-------- Given data

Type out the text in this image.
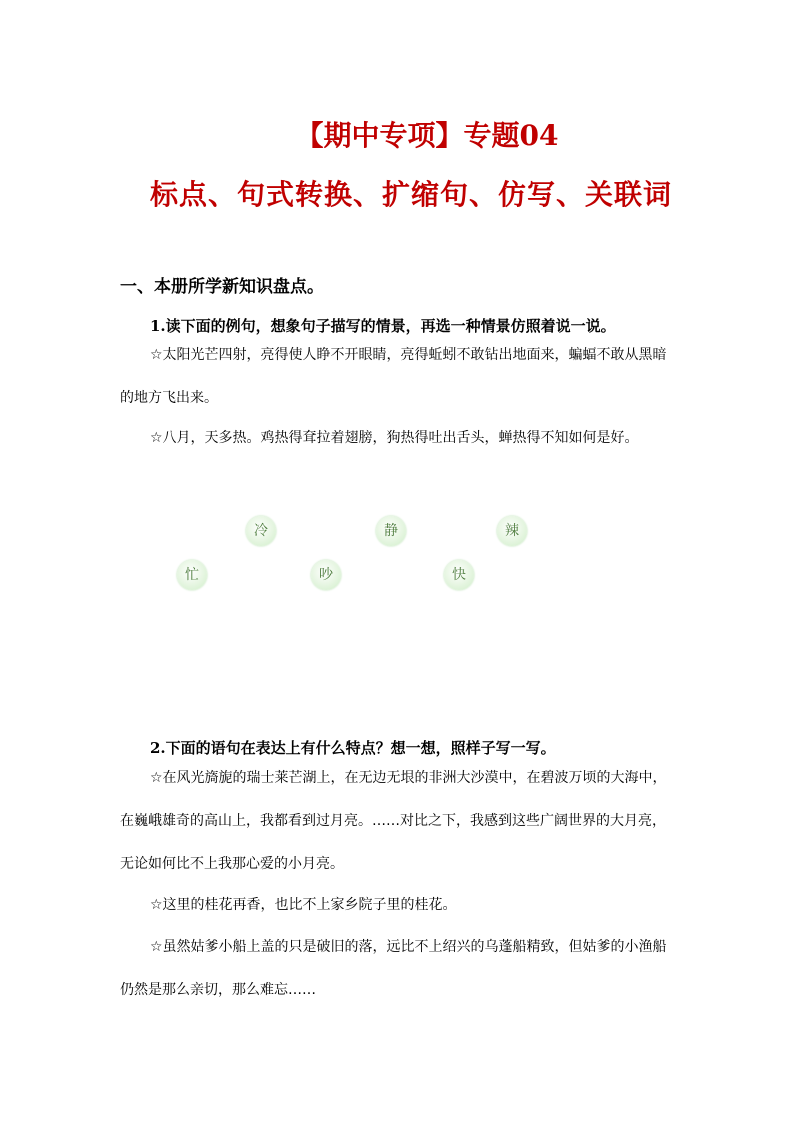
【期中专项】专题04
标点、句式转换、扩缩句、仿写、关联词
一、本册所学新知识盘点。
1.读下面的例句，想象句子描写的情景，再选一种情景仿照着说一说。
☆太阳光芒四射，亮得使人睁不开眼睛，亮得蚯蚓不敢钻出地面来，蝙蝠不敢从黑暗的地方飞出来。
☆八月，天多热。鸡热得耷拉着翅膀，狗热得吐出舌头，蝉热得不知如何是好。
冷	静	辣
忙	吵	快
2.下面的语句在表达上有什么特点？想一想，照样子写一写。
☆在风光旖旎的瑞士莱芒湖上，在无边无垠的非洲大沙漠中，在碧波万顷的大海中，在巍峨雄奇的高山上，我都看到过月亮。……对比之下，我感到这些广阔世界的大月亮，无论如何比不上我那心爱的小月亮。
☆这里的桂花再香，也比不上家乡院子里的桂花。
☆虽然姑爹小船上盖的只是破旧的落，远比不上绍兴的乌蓬船精致，但姑爹的小渔船仍然是那么亲切，那么难忘……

----------------

• _Aim of the exercise_:
Without the pictures, restate each entry exactly.

• _The completed task_:
Type out the text in this image.
【期中专项】专题04
标点、句式转换、扩缩句、仿写、关联词
一、本册所学新知识盘点。
1.读下面的例句，想象句子描写的情景，再选一种情景仿照着说一说。
☆太阳光芒四射，亮得使人睁不开眼睛，亮得蚯蚓不敢钻出地面来，蝙蝠不敢从黑暗的地方飞出来。
☆八月，天多热。鸡热得耷拉着翅膀，狗热得吐出舌头，蝉热得不知如何是好。
冷	静	辣
忙	吵	快
2.下面的语句在表达上有什么特点？想一想，照样子写一写。
☆在风光旖旎的瑞士莱芒湖上，在无边无垠的非洲大沙漠中，在碧波万顷的大海中，在巍峨雄奇的高山上，我都看到过月亮。……对比之下，我感到这些广阔世界的大月亮，无论如何比不上我那心爱的小月亮。
☆这里的桂花再香，也比不上家乡院子里的桂花。
☆虽然姑爹小船上盖的只是破旧的落，远比不上绍兴的乌蓬船精致，但姑爹的小渔船仍然是那么亲切，那么难忘……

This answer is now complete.